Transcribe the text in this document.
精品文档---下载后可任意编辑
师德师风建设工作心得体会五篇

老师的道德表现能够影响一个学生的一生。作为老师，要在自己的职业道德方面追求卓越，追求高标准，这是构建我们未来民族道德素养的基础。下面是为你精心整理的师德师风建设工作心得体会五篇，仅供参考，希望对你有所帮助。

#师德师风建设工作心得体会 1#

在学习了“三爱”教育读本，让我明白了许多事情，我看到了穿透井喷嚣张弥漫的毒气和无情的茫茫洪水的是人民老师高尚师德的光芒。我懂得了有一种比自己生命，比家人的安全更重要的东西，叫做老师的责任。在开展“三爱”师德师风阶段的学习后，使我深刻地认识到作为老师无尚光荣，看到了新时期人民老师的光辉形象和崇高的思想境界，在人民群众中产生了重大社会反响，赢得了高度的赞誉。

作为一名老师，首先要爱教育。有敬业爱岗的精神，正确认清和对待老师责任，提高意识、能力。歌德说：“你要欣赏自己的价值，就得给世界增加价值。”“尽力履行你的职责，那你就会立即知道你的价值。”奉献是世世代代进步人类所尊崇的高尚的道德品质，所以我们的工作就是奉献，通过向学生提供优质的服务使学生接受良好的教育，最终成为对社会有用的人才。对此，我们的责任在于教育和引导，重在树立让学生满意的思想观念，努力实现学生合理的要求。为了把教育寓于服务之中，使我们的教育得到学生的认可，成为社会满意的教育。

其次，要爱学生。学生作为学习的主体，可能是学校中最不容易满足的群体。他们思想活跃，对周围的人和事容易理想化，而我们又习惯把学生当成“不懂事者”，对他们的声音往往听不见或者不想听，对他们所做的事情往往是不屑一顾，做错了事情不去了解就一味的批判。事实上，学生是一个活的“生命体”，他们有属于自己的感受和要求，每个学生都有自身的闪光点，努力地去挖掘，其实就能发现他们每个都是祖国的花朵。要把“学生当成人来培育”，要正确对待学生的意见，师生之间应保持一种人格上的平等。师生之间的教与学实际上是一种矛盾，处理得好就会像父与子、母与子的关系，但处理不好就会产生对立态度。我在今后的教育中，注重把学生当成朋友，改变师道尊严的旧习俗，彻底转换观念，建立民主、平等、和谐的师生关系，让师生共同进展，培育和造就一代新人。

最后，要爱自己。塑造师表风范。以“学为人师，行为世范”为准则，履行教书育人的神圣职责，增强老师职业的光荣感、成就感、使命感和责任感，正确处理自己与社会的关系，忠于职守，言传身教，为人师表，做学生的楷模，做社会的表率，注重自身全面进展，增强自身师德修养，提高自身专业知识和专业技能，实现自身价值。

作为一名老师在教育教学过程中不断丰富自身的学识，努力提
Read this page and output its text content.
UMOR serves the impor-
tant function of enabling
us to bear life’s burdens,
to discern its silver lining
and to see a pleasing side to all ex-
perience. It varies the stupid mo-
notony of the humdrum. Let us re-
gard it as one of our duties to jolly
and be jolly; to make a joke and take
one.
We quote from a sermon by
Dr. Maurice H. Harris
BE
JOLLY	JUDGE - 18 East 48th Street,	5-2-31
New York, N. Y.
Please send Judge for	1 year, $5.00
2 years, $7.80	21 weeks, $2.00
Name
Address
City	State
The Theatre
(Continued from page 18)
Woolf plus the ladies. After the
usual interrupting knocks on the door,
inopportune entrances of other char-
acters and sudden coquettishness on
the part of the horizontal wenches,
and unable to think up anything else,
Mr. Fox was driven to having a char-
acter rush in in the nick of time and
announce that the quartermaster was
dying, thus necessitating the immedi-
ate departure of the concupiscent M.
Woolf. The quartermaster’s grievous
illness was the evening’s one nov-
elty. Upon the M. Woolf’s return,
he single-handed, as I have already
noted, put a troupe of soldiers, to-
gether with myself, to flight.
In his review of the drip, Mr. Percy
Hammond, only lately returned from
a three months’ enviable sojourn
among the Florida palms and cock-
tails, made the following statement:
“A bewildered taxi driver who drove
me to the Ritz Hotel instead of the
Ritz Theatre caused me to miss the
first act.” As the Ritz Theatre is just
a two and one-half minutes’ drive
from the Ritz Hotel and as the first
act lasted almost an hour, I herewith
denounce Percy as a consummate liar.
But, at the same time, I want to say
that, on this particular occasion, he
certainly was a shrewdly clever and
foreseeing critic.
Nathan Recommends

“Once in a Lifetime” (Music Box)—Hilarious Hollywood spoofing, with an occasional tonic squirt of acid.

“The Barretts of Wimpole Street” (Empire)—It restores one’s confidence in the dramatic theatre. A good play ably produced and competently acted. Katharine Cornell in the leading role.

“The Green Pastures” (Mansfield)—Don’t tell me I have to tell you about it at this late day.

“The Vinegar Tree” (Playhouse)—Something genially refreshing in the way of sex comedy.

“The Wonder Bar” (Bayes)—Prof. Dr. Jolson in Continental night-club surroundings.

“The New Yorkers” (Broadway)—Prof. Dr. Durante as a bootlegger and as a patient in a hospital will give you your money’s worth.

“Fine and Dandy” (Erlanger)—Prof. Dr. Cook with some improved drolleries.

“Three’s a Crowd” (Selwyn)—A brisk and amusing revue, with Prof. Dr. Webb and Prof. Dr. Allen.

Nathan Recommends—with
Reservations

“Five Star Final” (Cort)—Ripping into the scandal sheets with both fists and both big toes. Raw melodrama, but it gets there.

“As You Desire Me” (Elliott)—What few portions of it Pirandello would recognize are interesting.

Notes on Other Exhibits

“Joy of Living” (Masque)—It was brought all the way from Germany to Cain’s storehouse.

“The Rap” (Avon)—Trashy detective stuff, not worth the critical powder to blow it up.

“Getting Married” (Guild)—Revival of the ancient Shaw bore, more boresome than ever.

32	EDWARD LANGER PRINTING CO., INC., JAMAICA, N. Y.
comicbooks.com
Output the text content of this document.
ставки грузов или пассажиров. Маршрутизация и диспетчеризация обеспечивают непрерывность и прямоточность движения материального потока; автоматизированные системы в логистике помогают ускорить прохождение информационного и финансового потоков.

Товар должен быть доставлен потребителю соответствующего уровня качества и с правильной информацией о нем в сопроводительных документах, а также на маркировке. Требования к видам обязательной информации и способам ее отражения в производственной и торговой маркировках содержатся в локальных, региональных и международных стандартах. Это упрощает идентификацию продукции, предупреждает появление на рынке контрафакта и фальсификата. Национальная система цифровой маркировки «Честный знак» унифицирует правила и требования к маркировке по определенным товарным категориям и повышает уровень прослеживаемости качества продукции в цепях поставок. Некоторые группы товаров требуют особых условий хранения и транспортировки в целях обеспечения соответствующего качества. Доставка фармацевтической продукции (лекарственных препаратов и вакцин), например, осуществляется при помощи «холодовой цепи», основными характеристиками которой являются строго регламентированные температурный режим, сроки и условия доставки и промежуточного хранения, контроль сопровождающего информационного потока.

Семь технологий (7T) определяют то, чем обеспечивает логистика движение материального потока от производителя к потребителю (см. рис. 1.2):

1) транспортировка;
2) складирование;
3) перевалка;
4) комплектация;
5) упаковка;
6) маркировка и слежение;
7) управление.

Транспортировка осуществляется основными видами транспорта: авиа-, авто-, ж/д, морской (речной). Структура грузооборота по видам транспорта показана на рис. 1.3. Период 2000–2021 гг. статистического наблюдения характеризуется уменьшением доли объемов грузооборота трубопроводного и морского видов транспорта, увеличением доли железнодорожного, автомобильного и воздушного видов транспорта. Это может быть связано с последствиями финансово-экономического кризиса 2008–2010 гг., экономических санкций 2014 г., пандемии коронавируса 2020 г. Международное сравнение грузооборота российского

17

### Do this
Print back all the lines verbatim.

### Reply to the task
Transcribe the text in this document.
精品文档---下载后可任意编辑
师德师风建设工作心得体会五篇

老师的道德表现能够影响一个学生的一生。作为老师，要在自己的职业道德方面追求卓越，追求高标准，这是构建我们未来民族道德素养的基础。下面是为你精心整理的师德师风建设工作心得体会五篇，仅供参考，希望对你有所帮助。

#师德师风建设工作心得体会 1#

在学习了“三爱”教育读本，让我明白了许多事情，我看到了穿透井喷嚣张弥漫的毒气和无情的茫茫洪水的是人民老师高尚师德的光芒。我懂得了有一种比自己生命，比家人的安全更重要的东西，叫做老师的责任。在开展“三爱”师德师风阶段的学习后，使我深刻地认识到作为老师无尚光荣，看到了新时期人民老师的光辉形象和崇高的思想境界，在人民群众中产生了重大社会反响，赢得了高度的赞誉。

作为一名老师，首先要爱教育。有敬业爱岗的精神，正确认清和对待老师责任，提高意识、能力。歌德说：“你要欣赏自己的价值，就得给世界增加价值。”“尽力履行你的职责，那你就会立即知道你的价值。”奉献是世世代代进步人类所尊崇的高尚的道德品质，所以我们的工作就是奉献，通过向学生提供优质的服务使学生接受良好的教育，最终成为对社会有用的人才。对此，我们的责任在于教育和引导，重在树立让学生满意的思想观念，努力实现学生合理的要求。为了把教育寓于服务之中，使我们的教育得到学生的认可，成为社会满意的教育。

其次，要爱学生。学生作为学习的主体，可能是学校中最不容易满足的群体。他们思想活跃，对周围的人和事容易理想化，而我们又习惯把学生当成“不懂事者”，对他们的声音往往听不见或者不想听，对他们所做的事情往往是不屑一顾，做错了事情不去了解就一味的批判。事实上，学生是一个活的“生命体”，他们有属于自己的感受和要求，每个学生都有自身的闪光点，努力地去挖掘，其实就能发现他们每个都是祖国的花朵。要把“学生当成人来培育”，要正确对待学生的意见，师生之间应保持一种人格上的平等。师生之间的教与学实际上是一种矛盾，处理得好就会像父与子、母与子的关系，但处理不好就会产生对立态度。我在今后的教育中，注重把学生当成朋友，改变师道尊严的旧习俗，彻底转换观念，建立民主、平等、和谐的师生关系，让师生共同进展，培育和造就一代新人。

最后，要爱自己。塑造师表风范。以“学为人师，行为世范”为准则，履行教书育人的神圣职责，增强老师职业的光荣感、成就感、使命感和责任感，正确处理自己与社会的关系，忠于职守，言传身教，为人师表，做学生的楷模，做社会的表率，注重自身全面进展，增强自身师德修养，提高自身专业知识和专业技能，实现自身价值。

作为一名老师在教育教学过程中不断丰富自身的学识，努力提
Read this page and output its text content.
UMOR serves the impor-
tant function of enabling
us to bear life’s burdens,
to discern its silver lining
and to see a pleasing side to all ex-
perience. It varies the stupid mo-
notony of the humdrum. Let us re-
gard it as one of our duties to jolly
and be jolly; to make a joke and take
one.
We quote from a sermon by
Dr. Maurice H. Harris
BE
JOLLY	JUDGE - 18 East 48th Street,	5-2-31
New York, N. Y.
Please send Judge for	1 year, $5.00
2 years, $7.80	21 weeks, $2.00
Name
Address
City	State
The Theatre
(Continued from page 18)
Woolf plus the ladies. After the
usual interrupting knocks on the door,
inopportune entrances of other char-
acters and sudden coquettishness on
the part of the horizontal wenches,
and unable to think up anything else,
Mr. Fox was driven to having a char-
acter rush in in the nick of time and
announce that the quartermaster was
dying, thus necessitating the immedi-
ate departure of the concupiscent M.
Woolf. The quartermaster’s grievous
illness was the evening’s one nov-
elty. Upon the M. Woolf’s return,
he single-handed, as I have already
noted, put a troupe of soldiers, to-
gether with myself, to flight.
In his review of the drip, Mr. Percy
Hammond, only lately returned from
a three months’ enviable sojourn
among the Florida palms and cock-
tails, made the following statement:
“A bewildered taxi driver who drove
me to the Ritz Hotel instead of the
Ritz Theatre caused me to miss the
first act.” As the Ritz Theatre is just
a two and one-half minutes’ drive
from the Ritz Hotel and as the first
act lasted almost an hour, I herewith
denounce Percy as a consummate liar.
But, at the same time, I want to say
that, on this particular occasion, he
certainly was a shrewdly clever and
foreseeing critic.
Nathan Recommends

“Once in a Lifetime” (Music Box)—Hilarious Hollywood spoofing, with an occasional tonic squirt of acid.

“The Barretts of Wimpole Street” (Empire)—It restores one’s confidence in the dramatic theatre. A good play ably produced and competently acted. Katharine Cornell in the leading role.

“The Green Pastures” (Mansfield)—Don’t tell me I have to tell you about it at this late day.

“The Vinegar Tree” (Playhouse)—Something genially refreshing in the way of sex comedy.

“The Wonder Bar” (Bayes)—Prof. Dr. Jolson in Continental night-club surroundings.

“The New Yorkers” (Broadway)—Prof. Dr. Durante as a bootlegger and as a patient in a hospital will give you your money’s worth.

“Fine and Dandy” (Erlanger)—Prof. Dr. Cook with some improved drolleries.

“Three’s a Crowd” (Selwyn)—A brisk and amusing revue, with Prof. Dr. Webb and Prof. Dr. Allen.

Nathan Recommends—with
Reservations

“Five Star Final” (Cort)—Ripping into the scandal sheets with both fists and both big toes. Raw melodrama, but it gets there.

“As You Desire Me” (Elliott)—What few portions of it Pirandello would recognize are interesting.

Notes on Other Exhibits

“Joy of Living” (Masque)—It was brought all the way from Germany to Cain’s storehouse.

“The Rap” (Avon)—Trashy detective stuff, not worth the critical powder to blow it up.

“Getting Married” (Guild)—Revival of the ancient Shaw bore, more boresome than ever.

32	EDWARD LANGER PRINTING CO., INC., JAMAICA, N. Y.
comicbooks.com
Output the text content of this document.
ставки грузов или пассажиров. Маршрутизация и диспетчеризация обеспечивают непрерывность и прямоточность движения материального потока; автоматизированные системы в логистике помогают ускорить прохождение информационного и финансового потоков.

Товар должен быть доставлен потребителю соответствующего уровня качества и с правильной информацией о нем в сопроводительных документах, а также на маркировке. Требования к видам обязательной информации и способам ее отражения в производственной и торговой маркировках содержатся в локальных, региональных и международных стандартах. Это упрощает идентификацию продукции, предупреждает появление на рынке контрафакта и фальсификата. Национальная система цифровой маркировки «Честный знак» унифицирует правила и требования к маркировке по определенным товарным категориям и повышает уровень прослеживаемости качества продукции в цепях поставок. Некоторые группы товаров требуют особых условий хранения и транспортировки в целях обеспечения соответствующего качества. Доставка фармацевтической продукции (лекарственных препаратов и вакцин), например, осуществляется при помощи «холодовой цепи», основными характеристиками которой являются строго регламентированные температурный режим, сроки и условия доставки и промежуточного хранения, контроль сопровождающего информационного потока.

Семь технологий (7T) определяют то, чем обеспечивает логистика движение материального потока от производителя к потребителю (см. рис. 1.2):

1) транспортировка;
2) складирование;
3) перевалка;
4) комплектация;
5) упаковка;
6) маркировка и слежение;
7) управление.

Транспортировка осуществляется основными видами транспорта: авиа-, авто-, ж/д, морской (речной). Структура грузооборота по видам транспорта показана на рис. 1.3. Период 2000–2021 гг. статистического наблюдения характеризуется уменьшением доли объемов грузооборота трубопроводного и морского видов транспорта, увеличением доли железнодорожного, автомобильного и воздушного видов транспорта. Это может быть связано с последствиями финансово-экономического кризиса 2008–2010 гг., экономических санкций 2014 г., пандемии коронавируса 2020 г. Международное сравнение грузооборота российского

17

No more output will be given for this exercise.